__DATA FOR THE TASK__
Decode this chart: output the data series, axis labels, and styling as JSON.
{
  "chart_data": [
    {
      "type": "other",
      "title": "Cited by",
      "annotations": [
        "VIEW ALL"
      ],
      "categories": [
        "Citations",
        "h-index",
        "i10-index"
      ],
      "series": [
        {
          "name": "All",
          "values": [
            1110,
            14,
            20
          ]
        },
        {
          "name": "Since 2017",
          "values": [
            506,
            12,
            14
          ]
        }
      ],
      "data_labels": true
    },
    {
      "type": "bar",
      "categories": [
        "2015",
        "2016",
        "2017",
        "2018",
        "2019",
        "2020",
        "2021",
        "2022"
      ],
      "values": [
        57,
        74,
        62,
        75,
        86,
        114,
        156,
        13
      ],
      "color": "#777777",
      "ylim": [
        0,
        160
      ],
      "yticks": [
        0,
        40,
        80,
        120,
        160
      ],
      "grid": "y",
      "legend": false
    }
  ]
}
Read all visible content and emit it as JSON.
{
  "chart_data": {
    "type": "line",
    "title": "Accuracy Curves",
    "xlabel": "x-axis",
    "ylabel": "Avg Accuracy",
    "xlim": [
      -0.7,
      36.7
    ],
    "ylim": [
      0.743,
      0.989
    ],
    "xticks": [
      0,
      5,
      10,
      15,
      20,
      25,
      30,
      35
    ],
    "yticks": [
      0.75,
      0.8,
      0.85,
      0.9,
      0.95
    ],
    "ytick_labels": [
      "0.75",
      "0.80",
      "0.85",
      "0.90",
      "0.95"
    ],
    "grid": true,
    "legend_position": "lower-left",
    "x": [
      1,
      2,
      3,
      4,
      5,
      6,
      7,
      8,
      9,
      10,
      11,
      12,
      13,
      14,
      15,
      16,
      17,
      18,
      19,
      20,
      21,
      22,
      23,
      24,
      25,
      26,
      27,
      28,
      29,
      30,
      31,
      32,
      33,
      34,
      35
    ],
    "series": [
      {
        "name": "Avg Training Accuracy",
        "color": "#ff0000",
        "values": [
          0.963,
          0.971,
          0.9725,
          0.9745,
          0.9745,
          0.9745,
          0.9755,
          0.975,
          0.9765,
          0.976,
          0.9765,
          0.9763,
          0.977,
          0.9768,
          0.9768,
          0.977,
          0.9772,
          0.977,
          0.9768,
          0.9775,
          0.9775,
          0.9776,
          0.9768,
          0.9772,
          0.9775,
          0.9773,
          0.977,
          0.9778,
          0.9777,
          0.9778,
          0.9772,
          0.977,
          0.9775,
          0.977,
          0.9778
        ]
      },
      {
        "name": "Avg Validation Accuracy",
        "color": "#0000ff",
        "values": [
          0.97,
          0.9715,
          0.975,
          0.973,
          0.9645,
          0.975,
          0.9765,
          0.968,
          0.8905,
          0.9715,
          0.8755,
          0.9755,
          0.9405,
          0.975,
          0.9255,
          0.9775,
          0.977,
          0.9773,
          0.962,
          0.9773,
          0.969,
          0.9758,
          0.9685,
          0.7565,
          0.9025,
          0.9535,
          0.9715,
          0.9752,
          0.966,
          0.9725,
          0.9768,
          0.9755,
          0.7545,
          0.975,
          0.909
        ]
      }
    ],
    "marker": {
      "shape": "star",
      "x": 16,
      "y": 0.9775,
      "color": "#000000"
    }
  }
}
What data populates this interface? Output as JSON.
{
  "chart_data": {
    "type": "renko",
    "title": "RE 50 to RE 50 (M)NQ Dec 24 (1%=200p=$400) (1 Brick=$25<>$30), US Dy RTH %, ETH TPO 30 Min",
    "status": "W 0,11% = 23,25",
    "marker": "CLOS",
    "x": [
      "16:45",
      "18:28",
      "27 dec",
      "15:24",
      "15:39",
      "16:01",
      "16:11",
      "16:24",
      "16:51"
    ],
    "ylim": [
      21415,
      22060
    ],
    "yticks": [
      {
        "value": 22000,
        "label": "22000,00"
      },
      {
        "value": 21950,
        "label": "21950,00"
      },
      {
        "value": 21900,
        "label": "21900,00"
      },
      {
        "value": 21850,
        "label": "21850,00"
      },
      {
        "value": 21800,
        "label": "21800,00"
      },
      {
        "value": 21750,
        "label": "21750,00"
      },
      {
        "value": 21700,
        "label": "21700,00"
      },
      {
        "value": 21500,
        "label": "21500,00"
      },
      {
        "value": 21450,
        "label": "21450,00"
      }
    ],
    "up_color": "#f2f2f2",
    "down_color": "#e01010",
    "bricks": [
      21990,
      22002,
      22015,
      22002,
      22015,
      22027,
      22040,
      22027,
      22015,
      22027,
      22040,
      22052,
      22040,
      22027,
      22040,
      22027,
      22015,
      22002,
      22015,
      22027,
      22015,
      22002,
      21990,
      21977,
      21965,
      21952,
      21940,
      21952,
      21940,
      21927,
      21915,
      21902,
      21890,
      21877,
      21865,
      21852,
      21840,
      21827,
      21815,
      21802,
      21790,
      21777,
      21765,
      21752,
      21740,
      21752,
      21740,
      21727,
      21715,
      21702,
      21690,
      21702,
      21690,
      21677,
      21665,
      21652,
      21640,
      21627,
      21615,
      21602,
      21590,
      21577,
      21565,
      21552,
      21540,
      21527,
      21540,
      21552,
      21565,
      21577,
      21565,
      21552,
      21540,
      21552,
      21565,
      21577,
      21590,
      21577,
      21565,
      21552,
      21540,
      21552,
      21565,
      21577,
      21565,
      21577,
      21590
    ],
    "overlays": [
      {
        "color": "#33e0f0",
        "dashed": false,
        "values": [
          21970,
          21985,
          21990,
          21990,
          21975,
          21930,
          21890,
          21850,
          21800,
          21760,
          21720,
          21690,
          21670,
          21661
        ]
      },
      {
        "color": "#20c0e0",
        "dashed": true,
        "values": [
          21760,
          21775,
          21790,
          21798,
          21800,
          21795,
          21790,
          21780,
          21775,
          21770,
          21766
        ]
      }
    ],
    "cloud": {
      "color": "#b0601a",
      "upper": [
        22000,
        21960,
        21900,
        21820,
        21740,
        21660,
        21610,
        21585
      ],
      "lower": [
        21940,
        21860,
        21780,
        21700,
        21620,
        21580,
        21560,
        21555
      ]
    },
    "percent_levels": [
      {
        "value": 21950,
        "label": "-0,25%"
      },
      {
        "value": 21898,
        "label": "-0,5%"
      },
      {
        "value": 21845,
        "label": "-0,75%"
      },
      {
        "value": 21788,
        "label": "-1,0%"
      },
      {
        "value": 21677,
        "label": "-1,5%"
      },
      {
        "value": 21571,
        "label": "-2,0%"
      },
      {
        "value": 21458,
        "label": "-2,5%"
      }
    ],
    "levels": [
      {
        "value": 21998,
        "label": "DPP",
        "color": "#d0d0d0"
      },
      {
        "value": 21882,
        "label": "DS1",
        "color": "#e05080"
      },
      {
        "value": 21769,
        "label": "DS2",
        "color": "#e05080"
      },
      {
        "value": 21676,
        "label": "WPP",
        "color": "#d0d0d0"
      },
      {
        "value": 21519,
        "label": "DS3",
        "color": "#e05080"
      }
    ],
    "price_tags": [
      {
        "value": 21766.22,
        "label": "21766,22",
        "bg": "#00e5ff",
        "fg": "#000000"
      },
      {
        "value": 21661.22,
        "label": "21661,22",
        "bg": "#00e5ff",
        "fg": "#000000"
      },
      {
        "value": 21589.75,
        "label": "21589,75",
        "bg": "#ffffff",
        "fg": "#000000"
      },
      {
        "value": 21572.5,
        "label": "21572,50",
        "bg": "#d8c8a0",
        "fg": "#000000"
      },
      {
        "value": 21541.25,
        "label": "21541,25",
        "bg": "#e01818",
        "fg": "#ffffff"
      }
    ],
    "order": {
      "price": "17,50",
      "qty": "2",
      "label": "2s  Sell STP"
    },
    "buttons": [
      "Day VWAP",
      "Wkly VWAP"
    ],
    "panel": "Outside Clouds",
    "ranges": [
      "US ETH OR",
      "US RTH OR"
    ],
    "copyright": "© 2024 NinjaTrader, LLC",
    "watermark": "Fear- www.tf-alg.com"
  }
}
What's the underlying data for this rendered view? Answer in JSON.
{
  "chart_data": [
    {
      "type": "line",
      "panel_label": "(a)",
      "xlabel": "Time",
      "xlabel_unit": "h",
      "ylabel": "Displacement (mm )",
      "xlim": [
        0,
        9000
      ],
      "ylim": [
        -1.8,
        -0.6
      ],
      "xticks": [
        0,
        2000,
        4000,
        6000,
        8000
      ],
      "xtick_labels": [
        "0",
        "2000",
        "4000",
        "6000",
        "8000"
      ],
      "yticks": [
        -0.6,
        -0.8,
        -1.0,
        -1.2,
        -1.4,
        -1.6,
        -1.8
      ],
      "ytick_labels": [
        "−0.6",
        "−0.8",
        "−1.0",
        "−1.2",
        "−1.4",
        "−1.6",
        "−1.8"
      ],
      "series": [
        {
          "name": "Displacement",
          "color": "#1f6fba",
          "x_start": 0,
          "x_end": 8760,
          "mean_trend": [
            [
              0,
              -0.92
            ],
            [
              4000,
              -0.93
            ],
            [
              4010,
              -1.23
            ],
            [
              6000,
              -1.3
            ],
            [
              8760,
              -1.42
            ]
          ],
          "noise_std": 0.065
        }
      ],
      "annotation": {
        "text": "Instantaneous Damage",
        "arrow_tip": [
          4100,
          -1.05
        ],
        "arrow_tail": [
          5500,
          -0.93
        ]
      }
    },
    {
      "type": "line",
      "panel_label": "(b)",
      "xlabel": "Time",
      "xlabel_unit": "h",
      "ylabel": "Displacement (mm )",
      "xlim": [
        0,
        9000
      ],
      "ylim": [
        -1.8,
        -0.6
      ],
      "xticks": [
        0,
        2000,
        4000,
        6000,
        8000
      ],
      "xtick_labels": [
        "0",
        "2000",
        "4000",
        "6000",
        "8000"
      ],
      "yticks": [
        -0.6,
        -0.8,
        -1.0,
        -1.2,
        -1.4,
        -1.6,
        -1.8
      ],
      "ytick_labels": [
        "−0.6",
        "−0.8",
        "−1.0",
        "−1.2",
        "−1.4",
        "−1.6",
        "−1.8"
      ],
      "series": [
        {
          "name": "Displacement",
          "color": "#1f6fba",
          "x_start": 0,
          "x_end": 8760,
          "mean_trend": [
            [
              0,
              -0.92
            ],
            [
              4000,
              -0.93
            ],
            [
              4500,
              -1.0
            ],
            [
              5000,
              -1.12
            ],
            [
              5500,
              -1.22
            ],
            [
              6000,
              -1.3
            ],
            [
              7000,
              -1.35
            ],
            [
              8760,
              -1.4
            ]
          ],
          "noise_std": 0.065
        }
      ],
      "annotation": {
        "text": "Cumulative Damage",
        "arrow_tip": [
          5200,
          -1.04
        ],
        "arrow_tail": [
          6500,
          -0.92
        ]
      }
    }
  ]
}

__WHAT YOU WILL DO__
Look above for lines with the word "name" and copy them all.

__WRITTEN ANSWER__
          "name": "All",
          "name": "Since 2017",
        "name": "Avg Training Accuracy",
        "name": "Avg Validation Accuracy",
          "name": "Displacement",
          "name": "Displacement",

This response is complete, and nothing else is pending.